▸ **EXERCISE BRIEF**
Each record below should be repeated precisely as written.

Stored data:
"""

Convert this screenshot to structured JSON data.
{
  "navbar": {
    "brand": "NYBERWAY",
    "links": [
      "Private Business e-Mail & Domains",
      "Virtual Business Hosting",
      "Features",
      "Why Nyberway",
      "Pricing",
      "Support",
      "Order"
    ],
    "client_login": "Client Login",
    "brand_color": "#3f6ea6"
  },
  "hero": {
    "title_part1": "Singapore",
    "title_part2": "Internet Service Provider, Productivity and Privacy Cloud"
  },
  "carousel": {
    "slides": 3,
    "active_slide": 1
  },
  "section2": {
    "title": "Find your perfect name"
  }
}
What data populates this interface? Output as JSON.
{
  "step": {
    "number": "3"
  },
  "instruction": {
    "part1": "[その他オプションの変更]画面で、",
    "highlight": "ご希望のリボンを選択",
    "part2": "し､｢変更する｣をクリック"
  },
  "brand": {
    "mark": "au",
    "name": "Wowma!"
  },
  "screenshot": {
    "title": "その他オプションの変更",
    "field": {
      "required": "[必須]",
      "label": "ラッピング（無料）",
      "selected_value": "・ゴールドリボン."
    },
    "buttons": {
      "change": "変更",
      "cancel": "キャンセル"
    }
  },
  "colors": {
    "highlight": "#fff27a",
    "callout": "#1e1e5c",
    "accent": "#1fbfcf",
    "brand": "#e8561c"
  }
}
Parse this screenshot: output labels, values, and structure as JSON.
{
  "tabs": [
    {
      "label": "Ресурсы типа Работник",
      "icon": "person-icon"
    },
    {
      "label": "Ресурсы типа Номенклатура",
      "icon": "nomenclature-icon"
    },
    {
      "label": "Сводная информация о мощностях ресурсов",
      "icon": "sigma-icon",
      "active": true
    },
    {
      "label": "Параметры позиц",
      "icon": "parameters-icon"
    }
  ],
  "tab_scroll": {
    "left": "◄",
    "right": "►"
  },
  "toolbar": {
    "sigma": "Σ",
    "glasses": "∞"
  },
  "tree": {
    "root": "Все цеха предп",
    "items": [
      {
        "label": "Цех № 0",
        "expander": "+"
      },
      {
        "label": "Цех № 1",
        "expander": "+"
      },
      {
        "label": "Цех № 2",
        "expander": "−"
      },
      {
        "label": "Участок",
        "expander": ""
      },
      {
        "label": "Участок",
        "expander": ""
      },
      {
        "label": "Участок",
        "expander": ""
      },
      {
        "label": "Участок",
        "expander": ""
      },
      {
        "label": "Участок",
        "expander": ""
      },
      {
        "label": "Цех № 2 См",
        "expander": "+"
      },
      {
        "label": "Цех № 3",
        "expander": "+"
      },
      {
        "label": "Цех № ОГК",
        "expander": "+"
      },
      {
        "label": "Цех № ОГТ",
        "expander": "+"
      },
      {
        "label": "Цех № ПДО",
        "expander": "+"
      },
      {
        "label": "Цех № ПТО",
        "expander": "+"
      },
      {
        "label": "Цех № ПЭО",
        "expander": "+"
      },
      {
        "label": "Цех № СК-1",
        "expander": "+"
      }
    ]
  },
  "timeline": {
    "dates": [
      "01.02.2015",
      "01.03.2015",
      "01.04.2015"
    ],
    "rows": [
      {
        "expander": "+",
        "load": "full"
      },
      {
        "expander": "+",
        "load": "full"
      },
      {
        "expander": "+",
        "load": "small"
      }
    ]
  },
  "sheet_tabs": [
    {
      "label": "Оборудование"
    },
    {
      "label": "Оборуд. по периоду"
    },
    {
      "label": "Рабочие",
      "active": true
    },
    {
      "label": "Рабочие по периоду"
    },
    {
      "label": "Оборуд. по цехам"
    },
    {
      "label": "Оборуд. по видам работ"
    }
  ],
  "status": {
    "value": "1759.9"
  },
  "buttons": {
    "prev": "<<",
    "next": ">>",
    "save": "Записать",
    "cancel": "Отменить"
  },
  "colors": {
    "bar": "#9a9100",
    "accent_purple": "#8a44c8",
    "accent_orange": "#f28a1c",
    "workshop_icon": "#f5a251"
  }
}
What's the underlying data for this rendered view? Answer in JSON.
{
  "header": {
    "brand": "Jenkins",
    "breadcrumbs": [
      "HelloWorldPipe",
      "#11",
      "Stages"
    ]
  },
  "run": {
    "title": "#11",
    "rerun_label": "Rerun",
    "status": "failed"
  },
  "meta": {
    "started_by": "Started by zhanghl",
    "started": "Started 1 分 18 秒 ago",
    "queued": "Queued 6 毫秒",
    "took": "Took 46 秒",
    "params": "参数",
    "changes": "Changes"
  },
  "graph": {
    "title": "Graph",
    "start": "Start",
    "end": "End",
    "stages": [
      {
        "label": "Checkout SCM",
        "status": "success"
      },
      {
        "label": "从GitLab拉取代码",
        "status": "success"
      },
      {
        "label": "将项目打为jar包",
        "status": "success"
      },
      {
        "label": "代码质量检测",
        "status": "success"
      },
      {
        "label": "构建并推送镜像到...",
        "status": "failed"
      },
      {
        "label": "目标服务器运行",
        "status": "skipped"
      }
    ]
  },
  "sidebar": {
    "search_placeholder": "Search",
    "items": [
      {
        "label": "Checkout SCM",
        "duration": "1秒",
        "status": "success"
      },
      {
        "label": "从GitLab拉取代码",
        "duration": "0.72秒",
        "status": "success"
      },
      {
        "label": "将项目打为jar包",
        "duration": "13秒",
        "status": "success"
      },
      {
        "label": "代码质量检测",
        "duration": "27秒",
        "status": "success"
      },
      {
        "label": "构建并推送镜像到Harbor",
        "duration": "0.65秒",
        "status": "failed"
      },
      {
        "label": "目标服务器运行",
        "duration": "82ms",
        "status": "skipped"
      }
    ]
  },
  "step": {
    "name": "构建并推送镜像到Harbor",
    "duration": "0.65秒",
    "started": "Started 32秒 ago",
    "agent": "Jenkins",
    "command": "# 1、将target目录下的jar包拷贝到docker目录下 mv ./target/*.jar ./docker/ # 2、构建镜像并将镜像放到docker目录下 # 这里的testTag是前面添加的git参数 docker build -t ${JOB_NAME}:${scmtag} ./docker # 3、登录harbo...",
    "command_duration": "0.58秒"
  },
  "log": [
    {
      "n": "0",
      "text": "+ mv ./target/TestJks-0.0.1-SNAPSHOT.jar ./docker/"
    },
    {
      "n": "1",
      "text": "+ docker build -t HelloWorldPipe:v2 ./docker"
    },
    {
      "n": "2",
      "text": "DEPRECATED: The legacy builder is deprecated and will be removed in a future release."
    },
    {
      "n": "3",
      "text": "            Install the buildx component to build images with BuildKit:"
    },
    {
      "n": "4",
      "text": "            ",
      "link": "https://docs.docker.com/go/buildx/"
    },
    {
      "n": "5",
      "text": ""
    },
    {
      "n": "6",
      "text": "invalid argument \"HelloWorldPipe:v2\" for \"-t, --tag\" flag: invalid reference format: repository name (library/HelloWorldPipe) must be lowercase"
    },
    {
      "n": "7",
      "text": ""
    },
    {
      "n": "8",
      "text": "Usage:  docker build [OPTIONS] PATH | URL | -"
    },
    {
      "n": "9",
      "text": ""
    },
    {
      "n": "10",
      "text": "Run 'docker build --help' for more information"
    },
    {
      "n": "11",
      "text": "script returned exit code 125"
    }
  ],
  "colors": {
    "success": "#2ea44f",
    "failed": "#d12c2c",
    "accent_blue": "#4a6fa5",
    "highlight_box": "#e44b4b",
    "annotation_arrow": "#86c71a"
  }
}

"""

▸ **SOLUTION FOR THIS EXERCISE**
Convert this screenshot to structured JSON data.
{
  "navbar": {
    "brand": "NYBERWAY",
    "links": [
      "Private Business e-Mail & Domains",
      "Virtual Business Hosting",
      "Features",
      "Why Nyberway",
      "Pricing",
      "Support",
      "Order"
    ],
    "client_login": "Client Login",
    "brand_color": "#3f6ea6"
  },
  "hero": {
    "title_part1": "Singapore",
    "title_part2": "Internet Service Provider, Productivity and Privacy Cloud"
  },
  "carousel": {
    "slides": 3,
    "active_slide": 1
  },
  "section2": {
    "title": "Find your perfect name"
  }
}
What data populates this interface? Output as JSON.
{
  "step": {
    "number": "3"
  },
  "instruction": {
    "part1": "[その他オプションの変更]画面で、",
    "highlight": "ご希望のリボンを選択",
    "part2": "し､｢変更する｣をクリック"
  },
  "brand": {
    "mark": "au",
    "name": "Wowma!"
  },
  "screenshot": {
    "title": "その他オプションの変更",
    "field": {
      "required": "[必須]",
      "label": "ラッピング（無料）",
      "selected_value": "・ゴールドリボン."
    },
    "buttons": {
      "change": "変更",
      "cancel": "キャンセル"
    }
  },
  "colors": {
    "highlight": "#fff27a",
    "callout": "#1e1e5c",
    "accent": "#1fbfcf",
    "brand": "#e8561c"
  }
}
Parse this screenshot: output labels, values, and structure as JSON.
{
  "tabs": [
    {
      "label": "Ресурсы типа Работник",
      "icon": "person-icon"
    },
    {
      "label": "Ресурсы типа Номенклатура",
      "icon": "nomenclature-icon"
    },
    {
      "label": "Сводная информация о мощностях ресурсов",
      "icon": "sigma-icon",
      "active": true
    },
    {
      "label": "Параметры позиц",
      "icon": "parameters-icon"
    }
  ],
  "tab_scroll": {
    "left": "◄",
    "right": "►"
  },
  "toolbar": {
    "sigma": "Σ",
    "glasses": "∞"
  },
  "tree": {
    "root": "Все цеха предп",
    "items": [
      {
        "label": "Цех № 0",
        "expander": "+"
      },
      {
        "label": "Цех № 1",
        "expander": "+"
      },
      {
        "label": "Цех № 2",
        "expander": "−"
      },
      {
        "label": "Участок",
        "expander": ""
      },
      {
        "label": "Участок",
        "expander": ""
      },
      {
        "label": "Участок",
        "expander": ""
      },
      {
        "label": "Участок",
        "expander": ""
      },
      {
        "label": "Участок",
        "expander": ""
      },
      {
        "label": "Цех № 2 См",
        "expander": "+"
      },
      {
        "label": "Цех № 3",
        "expander": "+"
      },
      {
        "label": "Цех № ОГК",
        "expander": "+"
      },
      {
        "label": "Цех № ОГТ",
        "expander": "+"
      },
      {
        "label": "Цех № ПДО",
        "expander": "+"
      },
      {
        "label": "Цех № ПТО",
        "expander": "+"
      },
      {
        "label": "Цех № ПЭО",
        "expander": "+"
      },
      {
        "label": "Цех № СК-1",
        "expander": "+"
      }
    ]
  },
  "timeline": {
    "dates": [
      "01.02.2015",
      "01.03.2015",
      "01.04.2015"
    ],
    "rows": [
      {
        "expander": "+",
        "load": "full"
      },
      {
        "expander": "+",
        "load": "full"
      },
      {
        "expander": "+",
        "load": "small"
      }
    ]
  },
  "sheet_tabs": [
    {
      "label": "Оборудование"
    },
    {
      "label": "Оборуд. по периоду"
    },
    {
      "label": "Рабочие",
      "active": true
    },
    {
      "label": "Рабочие по периоду"
    },
    {
      "label": "Оборуд. по цехам"
    },
    {
      "label": "Оборуд. по видам работ"
    }
  ],
  "status": {
    "value": "1759.9"
  },
  "buttons": {
    "prev": "<<",
    "next": ">>",
    "save": "Записать",
    "cancel": "Отменить"
  },
  "colors": {
    "bar": "#9a9100",
    "accent_purple": "#8a44c8",
    "accent_orange": "#f28a1c",
    "workshop_icon": "#f5a251"
  }
}
What's the underlying data for this rendered view? Answer in JSON.
{
  "header": {
    "brand": "Jenkins",
    "breadcrumbs": [
      "HelloWorldPipe",
      "#11",
      "Stages"
    ]
  },
  "run": {
    "title": "#11",
    "rerun_label": "Rerun",
    "status": "failed"
  },
  "meta": {
    "started_by": "Started by zhanghl",
    "started": "Started 1 分 18 秒 ago",
    "queued": "Queued 6 毫秒",
    "took": "Took 46 秒",
    "params": "参数",
    "changes": "Changes"
  },
  "graph": {
    "title": "Graph",
    "start": "Start",
    "end": "End",
    "stages": [
      {
        "label": "Checkout SCM",
        "status": "success"
      },
      {
        "label": "从GitLab拉取代码",
        "status": "success"
      },
      {
        "label": "将项目打为jar包",
        "status": "success"
      },
      {
        "label": "代码质量检测",
        "status": "success"
      },
      {
        "label": "构建并推送镜像到...",
        "status": "failed"
      },
      {
        "label": "目标服务器运行",
        "status": "skipped"
      }
    ]
  },
  "sidebar": {
    "search_placeholder": "Search",
    "items": [
      {
        "label": "Checkout SCM",
        "duration": "1秒",
        "status": "success"
      },
      {
        "label": "从GitLab拉取代码",
        "duration": "0.72秒",
        "status": "success"
      },
      {
        "label": "将项目打为jar包",
        "duration": "13秒",
        "status": "success"
      },
      {
        "label": "代码质量检测",
        "duration": "27秒",
        "status": "success"
      },
      {
        "label": "构建并推送镜像到Harbor",
        "duration": "0.65秒",
        "status": "failed"
      },
      {
        "label": "目标服务器运行",
        "duration": "82ms",
        "status": "skipped"
      }
    ]
  },
  "step": {
    "name": "构建并推送镜像到Harbor",
    "duration": "0.65秒",
    "started": "Started 32秒 ago",
    "agent": "Jenkins",
    "command": "# 1、将target目录下的jar包拷贝到docker目录下 mv ./target/*.jar ./docker/ # 2、构建镜像并将镜像放到docker目录下 # 这里的testTag是前面添加的git参数 docker build -t ${JOB_NAME}:${scmtag} ./docker # 3、登录harbo...",
    "command_duration": "0.58秒"
  },
  "log": [
    {
      "n": "0",
      "text": "+ mv ./target/TestJks-0.0.1-SNAPSHOT.jar ./docker/"
    },
    {
      "n": "1",
      "text": "+ docker build -t HelloWorldPipe:v2 ./docker"
    },
    {
      "n": "2",
      "text": "DEPRECATED: The legacy builder is deprecated and will be removed in a future release."
    },
    {
      "n": "3",
      "text": "            Install the buildx component to build images with BuildKit:"
    },
    {
      "n": "4",
      "text": "            ",
      "link": "https://docs.docker.com/go/buildx/"
    },
    {
      "n": "5",
      "text": ""
    },
    {
      "n": "6",
      "text": "invalid argument \"HelloWorldPipe:v2\" for \"-t, --tag\" flag: invalid reference format: repository name (library/HelloWorldPipe) must be lowercase"
    },
    {
      "n": "7",
      "text": ""
    },
    {
      "n": "8",
      "text": "Usage:  docker build [OPTIONS] PATH | URL | -"
    },
    {
      "n": "9",
      "text": ""
    },
    {
      "n": "10",
      "text": "Run 'docker build --help' for more information"
    },
    {
      "n": "11",
      "text": "script returned exit code 125"
    }
  ],
  "colors": {
    "success": "#2ea44f",
    "failed": "#d12c2c",
    "accent_blue": "#4a6fa5",
    "highlight_box": "#e44b4b",
    "annotation_arrow": "#86c71a"
  }
}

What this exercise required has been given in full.